** Begin **
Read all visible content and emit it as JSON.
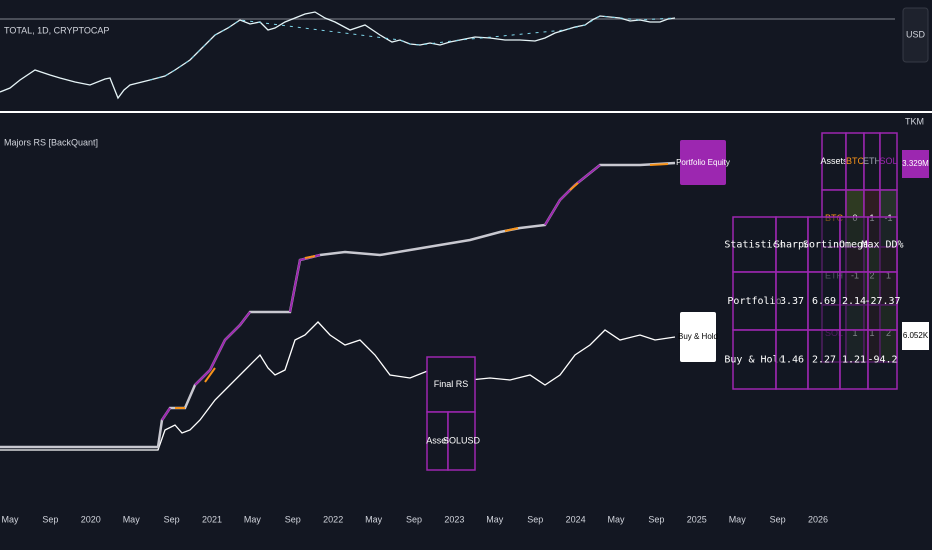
{
  "top_pane": {
    "symbol": "TOTAL, 1D, CRYPTOCAP",
    "currency": "USD"
  },
  "bottom_pane": {
    "indicator": "Majors RS [BackQuant]",
    "scale_label": "TKM",
    "portfolio_label": "Portfolio Equity",
    "buy_hold_label": "Buy & Hold",
    "portfolio_tag": "3.329M",
    "buy_hold_tag": "6.052K"
  },
  "matrix_table": {
    "header": [
      "Assets",
      "BTC",
      "ETH",
      "SOL"
    ],
    "rows": [
      [
        "BTC",
        "0",
        "1",
        "-1"
      ],
      [
        "ETH",
        "-1",
        "2",
        "1"
      ],
      [
        "SOL",
        "1",
        "1",
        "2"
      ]
    ]
  },
  "stats_table": {
    "header": [
      "Statistics",
      "Sharpe",
      "Sortino",
      "Omega",
      "Max DD%"
    ],
    "rows": [
      [
        "Portfolio",
        "3.37",
        "6.69",
        "2.14",
        "-27.37"
      ],
      [
        "Buy & Hold",
        "1.46",
        "2.27",
        "1.21",
        "-94.2"
      ]
    ]
  },
  "final_table": {
    "title": "Final RS",
    "asset_label": "Asset",
    "asset": "SOLUSD"
  },
  "x_axis": {
    "labels": [
      "May",
      "Sep",
      "2020",
      "May",
      "Sep",
      "2021",
      "May",
      "Sep",
      "2022",
      "May",
      "Sep",
      "2023",
      "May",
      "Sep",
      "2024",
      "May",
      "Sep",
      "2025",
      "May",
      "Sep",
      "2026"
    ]
  }
}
** End **
Set task
Reproduce each entry precisely. Leave the pictures out.

Solution for this problem
Read all visible content and emit it as JSON.
{
  "top_pane": {
    "symbol": "TOTAL, 1D, CRYPTOCAP",
    "currency": "USD"
  },
  "bottom_pane": {
    "indicator": "Majors RS [BackQuant]",
    "scale_label": "TKM",
    "portfolio_label": "Portfolio Equity",
    "buy_hold_label": "Buy & Hold",
    "portfolio_tag": "3.329M",
    "buy_hold_tag": "6.052K"
  },
  "matrix_table": {
    "header": [
      "Assets",
      "BTC",
      "ETH",
      "SOL"
    ],
    "rows": [
      [
        "BTC",
        "0",
        "1",
        "-1"
      ],
      [
        "ETH",
        "-1",
        "2",
        "1"
      ],
      [
        "SOL",
        "1",
        "1",
        "2"
      ]
    ]
  },
  "stats_table": {
    "header": [
      "Statistics",
      "Sharpe",
      "Sortino",
      "Omega",
      "Max DD%"
    ],
    "rows": [
      [
        "Portfolio",
        "3.37",
        "6.69",
        "2.14",
        "-27.37"
      ],
      [
        "Buy & Hold",
        "1.46",
        "2.27",
        "1.21",
        "-94.2"
      ]
    ]
  },
  "final_table": {
    "title": "Final RS",
    "asset_label": "Asset",
    "asset": "SOLUSD"
  },
  "x_axis": {
    "labels": [
      "May",
      "Sep",
      "2020",
      "May",
      "Sep",
      "2021",
      "May",
      "Sep",
      "2022",
      "May",
      "Sep",
      "2023",
      "May",
      "Sep",
      "2024",
      "May",
      "Sep",
      "2025",
      "May",
      "Sep",
      "2026"
    ]
  }
}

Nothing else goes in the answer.